# WHAT IS NEEDED:
Please write out every one of the rows below word for word, with nothing changed.

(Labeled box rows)
▬▬▬▬▬▬
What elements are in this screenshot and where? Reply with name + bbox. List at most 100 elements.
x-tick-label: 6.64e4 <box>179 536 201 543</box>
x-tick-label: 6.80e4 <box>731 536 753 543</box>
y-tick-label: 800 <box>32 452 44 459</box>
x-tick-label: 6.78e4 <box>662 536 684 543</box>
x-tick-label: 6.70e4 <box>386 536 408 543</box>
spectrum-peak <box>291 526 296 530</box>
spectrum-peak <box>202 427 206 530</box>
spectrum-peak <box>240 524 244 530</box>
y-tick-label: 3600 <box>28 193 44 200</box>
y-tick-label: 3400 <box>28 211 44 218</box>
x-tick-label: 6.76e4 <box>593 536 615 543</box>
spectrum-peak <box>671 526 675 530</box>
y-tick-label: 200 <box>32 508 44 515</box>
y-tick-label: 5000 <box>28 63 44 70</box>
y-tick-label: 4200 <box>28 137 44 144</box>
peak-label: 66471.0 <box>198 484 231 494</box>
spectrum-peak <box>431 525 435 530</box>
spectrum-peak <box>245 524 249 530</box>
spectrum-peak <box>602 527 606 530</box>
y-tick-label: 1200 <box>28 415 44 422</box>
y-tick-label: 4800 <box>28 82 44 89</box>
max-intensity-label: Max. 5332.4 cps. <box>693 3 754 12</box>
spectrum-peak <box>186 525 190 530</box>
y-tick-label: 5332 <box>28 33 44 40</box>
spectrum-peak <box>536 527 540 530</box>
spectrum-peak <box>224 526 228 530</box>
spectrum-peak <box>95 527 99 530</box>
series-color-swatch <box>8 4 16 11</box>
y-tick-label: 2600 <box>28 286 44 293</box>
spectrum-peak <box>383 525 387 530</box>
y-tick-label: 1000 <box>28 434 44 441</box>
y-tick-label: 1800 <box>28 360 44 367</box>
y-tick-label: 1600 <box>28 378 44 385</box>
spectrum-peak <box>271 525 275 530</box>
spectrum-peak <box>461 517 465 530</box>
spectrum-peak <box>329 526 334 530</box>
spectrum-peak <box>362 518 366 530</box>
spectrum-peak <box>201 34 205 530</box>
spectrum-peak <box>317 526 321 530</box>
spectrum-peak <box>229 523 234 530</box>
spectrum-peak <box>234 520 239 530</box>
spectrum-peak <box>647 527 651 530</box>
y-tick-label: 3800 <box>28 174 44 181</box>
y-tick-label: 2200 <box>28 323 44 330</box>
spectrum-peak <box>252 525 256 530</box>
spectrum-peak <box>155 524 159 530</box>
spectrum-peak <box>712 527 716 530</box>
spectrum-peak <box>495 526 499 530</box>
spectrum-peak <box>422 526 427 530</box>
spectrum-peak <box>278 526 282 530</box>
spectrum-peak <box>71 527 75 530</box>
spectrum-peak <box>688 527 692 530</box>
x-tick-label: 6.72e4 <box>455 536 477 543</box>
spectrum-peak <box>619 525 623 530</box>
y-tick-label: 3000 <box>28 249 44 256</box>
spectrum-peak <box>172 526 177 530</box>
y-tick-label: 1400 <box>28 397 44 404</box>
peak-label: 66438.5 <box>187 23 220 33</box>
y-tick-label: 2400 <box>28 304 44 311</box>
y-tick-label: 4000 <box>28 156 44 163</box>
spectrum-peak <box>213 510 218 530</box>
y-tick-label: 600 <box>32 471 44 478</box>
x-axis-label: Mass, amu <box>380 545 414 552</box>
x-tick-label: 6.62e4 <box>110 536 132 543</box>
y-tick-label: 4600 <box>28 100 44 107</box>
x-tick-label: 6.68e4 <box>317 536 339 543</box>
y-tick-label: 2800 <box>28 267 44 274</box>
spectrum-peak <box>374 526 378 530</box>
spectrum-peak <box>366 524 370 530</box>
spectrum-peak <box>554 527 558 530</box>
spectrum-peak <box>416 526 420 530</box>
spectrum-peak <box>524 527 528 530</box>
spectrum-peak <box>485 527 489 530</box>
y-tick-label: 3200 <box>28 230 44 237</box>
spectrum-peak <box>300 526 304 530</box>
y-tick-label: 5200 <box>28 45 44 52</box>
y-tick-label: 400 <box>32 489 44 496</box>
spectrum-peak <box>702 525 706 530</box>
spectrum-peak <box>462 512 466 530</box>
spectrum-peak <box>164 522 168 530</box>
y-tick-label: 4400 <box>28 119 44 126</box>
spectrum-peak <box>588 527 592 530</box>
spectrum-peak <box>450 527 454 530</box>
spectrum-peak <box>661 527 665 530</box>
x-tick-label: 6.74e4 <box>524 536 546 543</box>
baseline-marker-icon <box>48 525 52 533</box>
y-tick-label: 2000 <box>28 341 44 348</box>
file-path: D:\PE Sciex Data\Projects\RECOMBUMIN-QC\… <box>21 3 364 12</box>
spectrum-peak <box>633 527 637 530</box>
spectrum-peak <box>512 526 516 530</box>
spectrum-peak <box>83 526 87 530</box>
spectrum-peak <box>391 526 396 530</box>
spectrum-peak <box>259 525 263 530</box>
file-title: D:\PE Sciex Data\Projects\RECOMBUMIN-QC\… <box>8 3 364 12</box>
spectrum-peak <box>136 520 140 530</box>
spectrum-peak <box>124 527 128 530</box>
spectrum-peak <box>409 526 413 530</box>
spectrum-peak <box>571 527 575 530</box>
▬▬▬▬▬▬
# CORRECT RESULT:
What elements are in this screenshot and where? Reply with name + bbox. List at most 100 elements.
x-tick-label: 6.64e4 <box>179 536 201 543</box>
x-tick-label: 6.80e4 <box>731 536 753 543</box>
y-tick-label: 800 <box>32 452 44 459</box>
x-tick-label: 6.78e4 <box>662 536 684 543</box>
x-tick-label: 6.70e4 <box>386 536 408 543</box>
spectrum-peak <box>291 526 296 530</box>
spectrum-peak <box>202 427 206 530</box>
spectrum-peak <box>240 524 244 530</box>
y-tick-label: 3600 <box>28 193 44 200</box>
y-tick-label: 3400 <box>28 211 44 218</box>
x-tick-label: 6.76e4 <box>593 536 615 543</box>
spectrum-peak <box>671 526 675 530</box>
y-tick-label: 200 <box>32 508 44 515</box>
y-tick-label: 5000 <box>28 63 44 70</box>
y-tick-label: 4200 <box>28 137 44 144</box>
peak-label: 66471.0 <box>198 484 231 494</box>
spectrum-peak <box>431 525 435 530</box>
spectrum-peak <box>245 524 249 530</box>
spectrum-peak <box>602 527 606 530</box>
y-tick-label: 1200 <box>28 415 44 422</box>
y-tick-label: 4800 <box>28 82 44 89</box>
max-intensity-label: Max. 5332.4 cps. <box>693 3 754 12</box>
spectrum-peak <box>186 525 190 530</box>
y-tick-label: 5332 <box>28 33 44 40</box>
spectrum-peak <box>536 527 540 530</box>
spectrum-peak <box>224 526 228 530</box>
spectrum-peak <box>95 527 99 530</box>
series-color-swatch <box>8 4 16 11</box>
y-tick-label: 2600 <box>28 286 44 293</box>
spectrum-peak <box>383 525 387 530</box>
y-tick-label: 1000 <box>28 434 44 441</box>
y-tick-label: 1800 <box>28 360 44 367</box>
y-tick-label: 1600 <box>28 378 44 385</box>
spectrum-peak <box>271 525 275 530</box>
spectrum-peak <box>461 517 465 530</box>
spectrum-peak <box>329 526 334 530</box>
spectrum-peak <box>362 518 366 530</box>
spectrum-peak <box>201 34 205 530</box>
spectrum-peak <box>317 526 321 530</box>
spectrum-peak <box>229 523 234 530</box>
spectrum-peak <box>234 520 239 530</box>
spectrum-peak <box>647 527 651 530</box>
y-tick-label: 3800 <box>28 174 44 181</box>
y-tick-label: 2200 <box>28 323 44 330</box>
spectrum-peak <box>252 525 256 530</box>
spectrum-peak <box>155 524 159 530</box>
spectrum-peak <box>712 527 716 530</box>
spectrum-peak <box>495 526 499 530</box>
spectrum-peak <box>422 526 427 530</box>
spectrum-peak <box>278 526 282 530</box>
spectrum-peak <box>71 527 75 530</box>
spectrum-peak <box>688 527 692 530</box>
x-tick-label: 6.72e4 <box>455 536 477 543</box>
spectrum-peak <box>619 525 623 530</box>
y-tick-label: 3000 <box>28 249 44 256</box>
spectrum-peak <box>172 526 177 530</box>
y-tick-label: 1400 <box>28 397 44 404</box>
peak-label: 66438.5 <box>187 23 220 33</box>
y-tick-label: 2400 <box>28 304 44 311</box>
y-tick-label: 4000 <box>28 156 44 163</box>
spectrum-peak <box>213 510 218 530</box>
y-tick-label: 600 <box>32 471 44 478</box>
x-axis-label: Mass, amu <box>380 545 414 552</box>
x-tick-label: 6.62e4 <box>110 536 132 543</box>
y-tick-label: 4600 <box>28 100 44 107</box>
x-tick-label: 6.68e4 <box>317 536 339 543</box>
y-tick-label: 2800 <box>28 267 44 274</box>
spectrum-peak <box>374 526 378 530</box>
spectrum-peak <box>366 524 370 530</box>
spectrum-peak <box>554 527 558 530</box>
spectrum-peak <box>416 526 420 530</box>
spectrum-peak <box>524 527 528 530</box>
spectrum-peak <box>485 527 489 530</box>
y-tick-label: 3200 <box>28 230 44 237</box>
spectrum-peak <box>300 526 304 530</box>
y-tick-label: 5200 <box>28 45 44 52</box>
y-tick-label: 400 <box>32 489 44 496</box>
spectrum-peak <box>702 525 706 530</box>
spectrum-peak <box>462 512 466 530</box>
spectrum-peak <box>164 522 168 530</box>
y-tick-label: 4400 <box>28 119 44 126</box>
spectrum-peak <box>588 527 592 530</box>
spectrum-peak <box>450 527 454 530</box>
spectrum-peak <box>661 527 665 530</box>
x-tick-label: 6.74e4 <box>524 536 546 543</box>
baseline-marker-icon <box>48 525 52 533</box>
y-tick-label: 2000 <box>28 341 44 348</box>
file-path: D:\PE Sciex Data\Projects\RECOMBUMIN-QC\… <box>21 3 364 12</box>
spectrum-peak <box>633 527 637 530</box>
spectrum-peak <box>512 526 516 530</box>
spectrum-peak <box>83 526 87 530</box>
spectrum-peak <box>391 526 396 530</box>
spectrum-peak <box>259 525 263 530</box>
file-title: D:\PE Sciex Data\Projects\RECOMBUMIN-QC\… <box>8 3 364 12</box>
spectrum-peak <box>136 520 140 530</box>
spectrum-peak <box>124 527 128 530</box>
spectrum-peak <box>409 526 413 530</box>
spectrum-peak <box>571 527 575 530</box>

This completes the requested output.